# [GOAL]
Extract, from the records beneath this instruction, each line that contains the word "наслоениями".

# [STORED RECORDS]
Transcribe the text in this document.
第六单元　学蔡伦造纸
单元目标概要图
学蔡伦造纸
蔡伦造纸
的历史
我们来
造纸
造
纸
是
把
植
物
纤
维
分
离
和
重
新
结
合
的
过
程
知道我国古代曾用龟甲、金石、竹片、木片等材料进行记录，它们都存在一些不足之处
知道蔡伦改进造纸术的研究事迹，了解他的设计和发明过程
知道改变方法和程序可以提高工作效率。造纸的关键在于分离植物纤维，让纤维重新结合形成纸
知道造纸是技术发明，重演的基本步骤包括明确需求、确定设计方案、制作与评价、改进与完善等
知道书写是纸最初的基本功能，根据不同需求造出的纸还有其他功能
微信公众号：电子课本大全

---

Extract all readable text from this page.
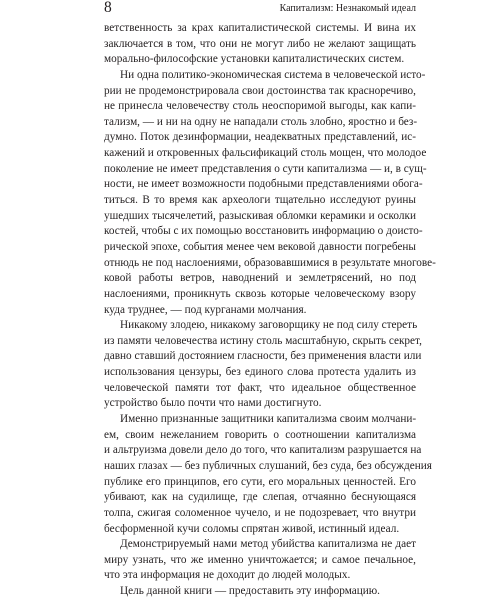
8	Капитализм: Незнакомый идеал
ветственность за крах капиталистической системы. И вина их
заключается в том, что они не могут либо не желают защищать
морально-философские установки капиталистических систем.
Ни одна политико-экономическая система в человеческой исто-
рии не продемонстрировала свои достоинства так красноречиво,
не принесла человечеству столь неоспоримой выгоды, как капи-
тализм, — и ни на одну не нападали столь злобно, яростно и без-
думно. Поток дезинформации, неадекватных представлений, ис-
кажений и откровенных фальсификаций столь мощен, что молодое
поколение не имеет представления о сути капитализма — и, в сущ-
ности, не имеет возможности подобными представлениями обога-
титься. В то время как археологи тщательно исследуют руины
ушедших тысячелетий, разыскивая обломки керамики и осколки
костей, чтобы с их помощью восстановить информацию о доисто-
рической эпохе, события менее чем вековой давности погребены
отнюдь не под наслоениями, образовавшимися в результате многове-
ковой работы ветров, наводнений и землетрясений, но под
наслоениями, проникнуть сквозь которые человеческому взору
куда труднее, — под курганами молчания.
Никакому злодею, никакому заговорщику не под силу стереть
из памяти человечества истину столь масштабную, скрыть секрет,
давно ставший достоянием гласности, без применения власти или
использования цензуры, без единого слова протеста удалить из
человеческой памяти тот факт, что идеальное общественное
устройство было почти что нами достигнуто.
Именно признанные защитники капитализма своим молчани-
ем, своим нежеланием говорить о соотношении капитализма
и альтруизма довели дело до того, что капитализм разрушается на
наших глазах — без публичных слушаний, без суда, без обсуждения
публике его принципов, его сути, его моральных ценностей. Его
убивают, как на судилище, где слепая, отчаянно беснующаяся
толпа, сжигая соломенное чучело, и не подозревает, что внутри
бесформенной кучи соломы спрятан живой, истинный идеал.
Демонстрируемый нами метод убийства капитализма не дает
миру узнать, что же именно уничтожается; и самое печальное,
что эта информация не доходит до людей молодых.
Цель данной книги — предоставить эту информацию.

...

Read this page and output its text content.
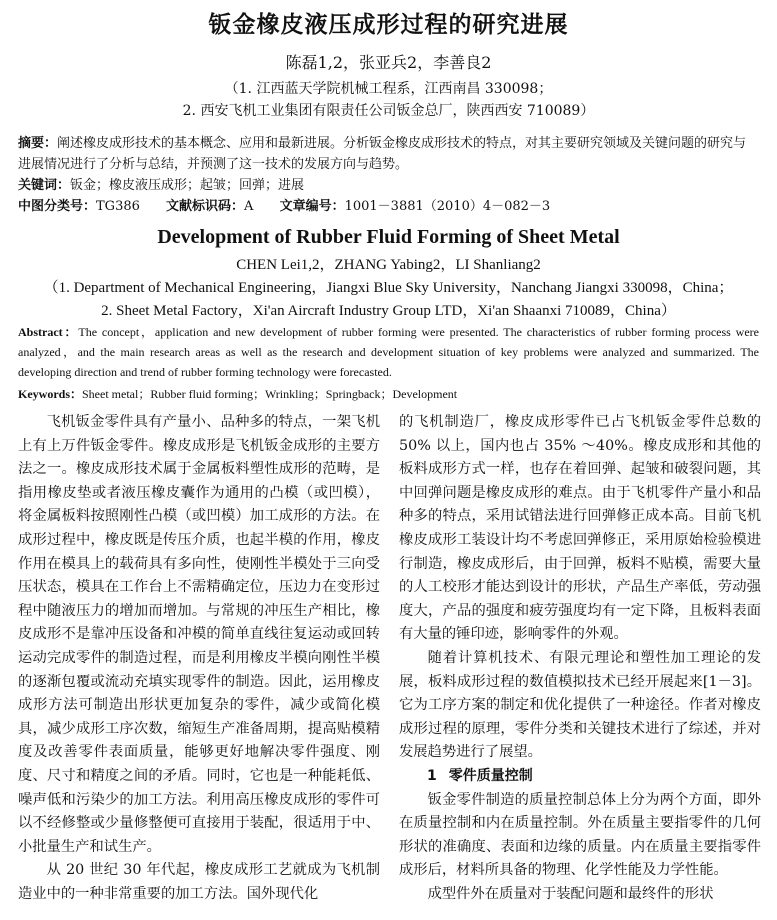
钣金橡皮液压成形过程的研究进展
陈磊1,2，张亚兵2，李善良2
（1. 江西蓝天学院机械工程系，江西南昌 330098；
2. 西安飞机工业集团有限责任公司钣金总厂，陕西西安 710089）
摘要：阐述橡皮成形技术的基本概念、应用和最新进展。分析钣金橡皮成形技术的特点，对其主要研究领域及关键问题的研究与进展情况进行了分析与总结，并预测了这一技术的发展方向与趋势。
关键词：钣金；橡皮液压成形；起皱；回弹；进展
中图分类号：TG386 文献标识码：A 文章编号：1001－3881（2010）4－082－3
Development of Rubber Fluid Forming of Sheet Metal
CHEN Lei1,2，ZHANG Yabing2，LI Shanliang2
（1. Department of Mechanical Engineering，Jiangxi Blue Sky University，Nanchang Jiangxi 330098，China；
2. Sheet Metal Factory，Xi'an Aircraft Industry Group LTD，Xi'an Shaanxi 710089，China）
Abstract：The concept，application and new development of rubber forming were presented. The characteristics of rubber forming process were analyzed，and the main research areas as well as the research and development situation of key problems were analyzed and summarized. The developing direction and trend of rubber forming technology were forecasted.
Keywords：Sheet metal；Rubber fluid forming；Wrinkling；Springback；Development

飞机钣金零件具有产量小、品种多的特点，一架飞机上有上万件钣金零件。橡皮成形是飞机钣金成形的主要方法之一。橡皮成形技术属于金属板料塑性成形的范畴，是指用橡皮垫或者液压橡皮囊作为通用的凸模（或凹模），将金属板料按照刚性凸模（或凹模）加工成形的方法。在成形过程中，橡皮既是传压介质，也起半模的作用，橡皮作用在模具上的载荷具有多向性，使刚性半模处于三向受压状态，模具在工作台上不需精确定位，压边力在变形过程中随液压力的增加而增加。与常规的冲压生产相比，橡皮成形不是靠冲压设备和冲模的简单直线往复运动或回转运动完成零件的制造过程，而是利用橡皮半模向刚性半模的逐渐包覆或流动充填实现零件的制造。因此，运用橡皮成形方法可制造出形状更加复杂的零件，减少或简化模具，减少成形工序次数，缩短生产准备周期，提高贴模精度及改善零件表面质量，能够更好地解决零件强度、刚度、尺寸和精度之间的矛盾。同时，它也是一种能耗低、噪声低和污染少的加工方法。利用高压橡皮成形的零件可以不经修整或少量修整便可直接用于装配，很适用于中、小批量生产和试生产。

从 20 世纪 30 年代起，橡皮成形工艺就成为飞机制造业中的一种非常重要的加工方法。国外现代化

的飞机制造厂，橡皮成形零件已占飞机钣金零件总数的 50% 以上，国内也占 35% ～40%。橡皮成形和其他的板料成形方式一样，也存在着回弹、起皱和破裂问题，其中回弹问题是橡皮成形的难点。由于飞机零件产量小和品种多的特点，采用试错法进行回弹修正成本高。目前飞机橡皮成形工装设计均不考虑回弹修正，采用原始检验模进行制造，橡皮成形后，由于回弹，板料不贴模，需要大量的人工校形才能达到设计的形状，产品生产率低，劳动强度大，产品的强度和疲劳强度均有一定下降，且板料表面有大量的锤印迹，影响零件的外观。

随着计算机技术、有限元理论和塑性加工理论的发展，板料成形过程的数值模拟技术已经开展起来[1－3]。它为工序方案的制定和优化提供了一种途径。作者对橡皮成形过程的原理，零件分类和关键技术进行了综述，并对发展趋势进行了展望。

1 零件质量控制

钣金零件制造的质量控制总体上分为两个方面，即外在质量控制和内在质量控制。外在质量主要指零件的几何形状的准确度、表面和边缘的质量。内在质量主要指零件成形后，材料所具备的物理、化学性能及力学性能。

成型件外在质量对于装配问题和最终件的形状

# [RIGHT ANSWER]
отнюдь не под наслоениями, образовавшимися в результате многове-
наслоениями, проникнуть сквозь которые человеческому взору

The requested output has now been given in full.